-- START RECORD EXCERPTS --
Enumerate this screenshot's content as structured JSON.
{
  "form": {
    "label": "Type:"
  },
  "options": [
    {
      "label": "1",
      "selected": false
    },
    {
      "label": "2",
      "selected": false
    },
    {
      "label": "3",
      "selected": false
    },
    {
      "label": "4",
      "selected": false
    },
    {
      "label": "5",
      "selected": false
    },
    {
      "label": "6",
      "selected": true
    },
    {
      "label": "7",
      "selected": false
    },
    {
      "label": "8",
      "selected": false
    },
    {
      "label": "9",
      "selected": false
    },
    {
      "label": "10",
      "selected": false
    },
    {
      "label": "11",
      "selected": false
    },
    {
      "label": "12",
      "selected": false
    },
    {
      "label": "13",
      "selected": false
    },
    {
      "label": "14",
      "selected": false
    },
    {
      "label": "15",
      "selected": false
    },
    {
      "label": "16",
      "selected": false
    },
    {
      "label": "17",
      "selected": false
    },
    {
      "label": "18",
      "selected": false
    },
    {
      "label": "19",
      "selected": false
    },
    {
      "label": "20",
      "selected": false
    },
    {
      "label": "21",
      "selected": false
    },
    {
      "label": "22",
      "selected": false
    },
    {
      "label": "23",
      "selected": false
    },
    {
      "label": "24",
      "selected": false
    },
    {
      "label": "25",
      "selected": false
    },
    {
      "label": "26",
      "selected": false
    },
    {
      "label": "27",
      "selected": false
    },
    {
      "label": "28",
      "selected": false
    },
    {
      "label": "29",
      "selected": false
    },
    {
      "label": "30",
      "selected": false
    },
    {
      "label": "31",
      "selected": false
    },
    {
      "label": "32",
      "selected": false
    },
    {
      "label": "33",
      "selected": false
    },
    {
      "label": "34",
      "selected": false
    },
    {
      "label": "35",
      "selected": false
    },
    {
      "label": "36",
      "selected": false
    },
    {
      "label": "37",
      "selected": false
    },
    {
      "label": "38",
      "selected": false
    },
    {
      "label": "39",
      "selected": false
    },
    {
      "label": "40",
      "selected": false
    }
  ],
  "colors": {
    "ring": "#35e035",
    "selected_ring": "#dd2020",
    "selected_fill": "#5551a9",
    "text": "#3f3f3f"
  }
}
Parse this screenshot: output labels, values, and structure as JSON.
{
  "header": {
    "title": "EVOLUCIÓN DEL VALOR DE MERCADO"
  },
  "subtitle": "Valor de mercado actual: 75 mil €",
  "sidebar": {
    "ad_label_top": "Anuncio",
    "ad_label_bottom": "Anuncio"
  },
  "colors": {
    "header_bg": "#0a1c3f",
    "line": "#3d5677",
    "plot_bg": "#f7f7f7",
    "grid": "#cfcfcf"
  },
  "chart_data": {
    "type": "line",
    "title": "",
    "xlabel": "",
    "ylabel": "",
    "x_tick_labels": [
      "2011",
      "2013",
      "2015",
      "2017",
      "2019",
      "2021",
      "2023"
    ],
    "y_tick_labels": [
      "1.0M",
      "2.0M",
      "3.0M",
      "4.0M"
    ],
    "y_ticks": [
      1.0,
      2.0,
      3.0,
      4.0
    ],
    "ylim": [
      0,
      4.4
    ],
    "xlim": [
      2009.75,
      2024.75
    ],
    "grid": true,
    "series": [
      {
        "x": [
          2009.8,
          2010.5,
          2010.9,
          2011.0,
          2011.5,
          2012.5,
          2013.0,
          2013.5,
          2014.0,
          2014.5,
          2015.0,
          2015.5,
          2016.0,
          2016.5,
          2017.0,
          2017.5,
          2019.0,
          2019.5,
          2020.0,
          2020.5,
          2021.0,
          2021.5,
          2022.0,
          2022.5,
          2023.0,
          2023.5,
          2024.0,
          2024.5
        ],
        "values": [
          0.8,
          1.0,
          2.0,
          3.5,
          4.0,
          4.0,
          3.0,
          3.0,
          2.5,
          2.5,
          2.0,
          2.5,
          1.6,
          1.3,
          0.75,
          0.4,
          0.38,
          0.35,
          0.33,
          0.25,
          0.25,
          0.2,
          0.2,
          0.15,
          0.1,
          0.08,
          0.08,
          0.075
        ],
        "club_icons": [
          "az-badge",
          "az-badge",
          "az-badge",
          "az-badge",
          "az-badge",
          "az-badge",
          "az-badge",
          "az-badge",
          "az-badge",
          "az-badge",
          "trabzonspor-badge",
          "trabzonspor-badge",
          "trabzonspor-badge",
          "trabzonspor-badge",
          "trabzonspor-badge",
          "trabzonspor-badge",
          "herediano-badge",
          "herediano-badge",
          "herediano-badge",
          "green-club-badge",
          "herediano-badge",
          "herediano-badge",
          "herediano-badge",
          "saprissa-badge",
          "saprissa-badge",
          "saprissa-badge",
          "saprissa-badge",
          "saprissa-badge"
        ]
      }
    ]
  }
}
-- END RECORD EXCERPTS --
# EXERCISE OBJECTIVE:
Produce an exact copy of the whole listing.

# SOLUTION TO THIS TASK:
Enumerate this screenshot's content as structured JSON.
{
  "form": {
    "label": "Type:"
  },
  "options": [
    {
      "label": "1",
      "selected": false
    },
    {
      "label": "2",
      "selected": false
    },
    {
      "label": "3",
      "selected": false
    },
    {
      "label": "4",
      "selected": false
    },
    {
      "label": "5",
      "selected": false
    },
    {
      "label": "6",
      "selected": true
    },
    {
      "label": "7",
      "selected": false
    },
    {
      "label": "8",
      "selected": false
    },
    {
      "label": "9",
      "selected": false
    },
    {
      "label": "10",
      "selected": false
    },
    {
      "label": "11",
      "selected": false
    },
    {
      "label": "12",
      "selected": false
    },
    {
      "label": "13",
      "selected": false
    },
    {
      "label": "14",
      "selected": false
    },
    {
      "label": "15",
      "selected": false
    },
    {
      "label": "16",
      "selected": false
    },
    {
      "label": "17",
      "selected": false
    },
    {
      "label": "18",
      "selected": false
    },
    {
      "label": "19",
      "selected": false
    },
    {
      "label": "20",
      "selected": false
    },
    {
      "label": "21",
      "selected": false
    },
    {
      "label": "22",
      "selected": false
    },
    {
      "label": "23",
      "selected": false
    },
    {
      "label": "24",
      "selected": false
    },
    {
      "label": "25",
      "selected": false
    },
    {
      "label": "26",
      "selected": false
    },
    {
      "label": "27",
      "selected": false
    },
    {
      "label": "28",
      "selected": false
    },
    {
      "label": "29",
      "selected": false
    },
    {
      "label": "30",
      "selected": false
    },
    {
      "label": "31",
      "selected": false
    },
    {
      "label": "32",
      "selected": false
    },
    {
      "label": "33",
      "selected": false
    },
    {
      "label": "34",
      "selected": false
    },
    {
      "label": "35",
      "selected": false
    },
    {
      "label": "36",
      "selected": false
    },
    {
      "label": "37",
      "selected": false
    },
    {
      "label": "38",
      "selected": false
    },
    {
      "label": "39",
      "selected": false
    },
    {
      "label": "40",
      "selected": false
    }
  ],
  "colors": {
    "ring": "#35e035",
    "selected_ring": "#dd2020",
    "selected_fill": "#5551a9",
    "text": "#3f3f3f"
  }
}
Parse this screenshot: output labels, values, and structure as JSON.
{
  "header": {
    "title": "EVOLUCIÓN DEL VALOR DE MERCADO"
  },
  "subtitle": "Valor de mercado actual: 75 mil €",
  "sidebar": {
    "ad_label_top": "Anuncio",
    "ad_label_bottom": "Anuncio"
  },
  "colors": {
    "header_bg": "#0a1c3f",
    "line": "#3d5677",
    "plot_bg": "#f7f7f7",
    "grid": "#cfcfcf"
  },
  "chart_data": {
    "type": "line",
    "title": "",
    "xlabel": "",
    "ylabel": "",
    "x_tick_labels": [
      "2011",
      "2013",
      "2015",
      "2017",
      "2019",
      "2021",
      "2023"
    ],
    "y_tick_labels": [
      "1.0M",
      "2.0M",
      "3.0M",
      "4.0M"
    ],
    "y_ticks": [
      1.0,
      2.0,
      3.0,
      4.0
    ],
    "ylim": [
      0,
      4.4
    ],
    "xlim": [
      2009.75,
      2024.75
    ],
    "grid": true,
    "series": [
      {
        "x": [
          2009.8,
          2010.5,
          2010.9,
          2011.0,
          2011.5,
          2012.5,
          2013.0,
          2013.5,
          2014.0,
          2014.5,
          2015.0,
          2015.5,
          2016.0,
          2016.5,
          2017.0,
          2017.5,
          2019.0,
          2019.5,
          2020.0,
          2020.5,
          2021.0,
          2021.5,
          2022.0,
          2022.5,
          2023.0,
          2023.5,
          2024.0,
          2024.5
        ],
        "values": [
          0.8,
          1.0,
          2.0,
          3.5,
          4.0,
          4.0,
          3.0,
          3.0,
          2.5,
          2.5,
          2.0,
          2.5,
          1.6,
          1.3,
          0.75,
          0.4,
          0.38,
          0.35,
          0.33,
          0.25,
          0.25,
          0.2,
          0.2,
          0.15,
          0.1,
          0.08,
          0.08,
          0.075
        ],
        "club_icons": [
          "az-badge",
          "az-badge",
          "az-badge",
          "az-badge",
          "az-badge",
          "az-badge",
          "az-badge",
          "az-badge",
          "az-badge",
          "az-badge",
          "trabzonspor-badge",
          "trabzonspor-badge",
          "trabzonspor-badge",
          "trabzonspor-badge",
          "trabzonspor-badge",
          "trabzonspor-badge",
          "herediano-badge",
          "herediano-badge",
          "herediano-badge",
          "green-club-badge",
          "herediano-badge",
          "herediano-badge",
          "herediano-badge",
          "saprissa-badge",
          "saprissa-badge",
          "saprissa-badge",
          "saprissa-badge",
          "saprissa-badge"
        ]
      }
    ]
  }
}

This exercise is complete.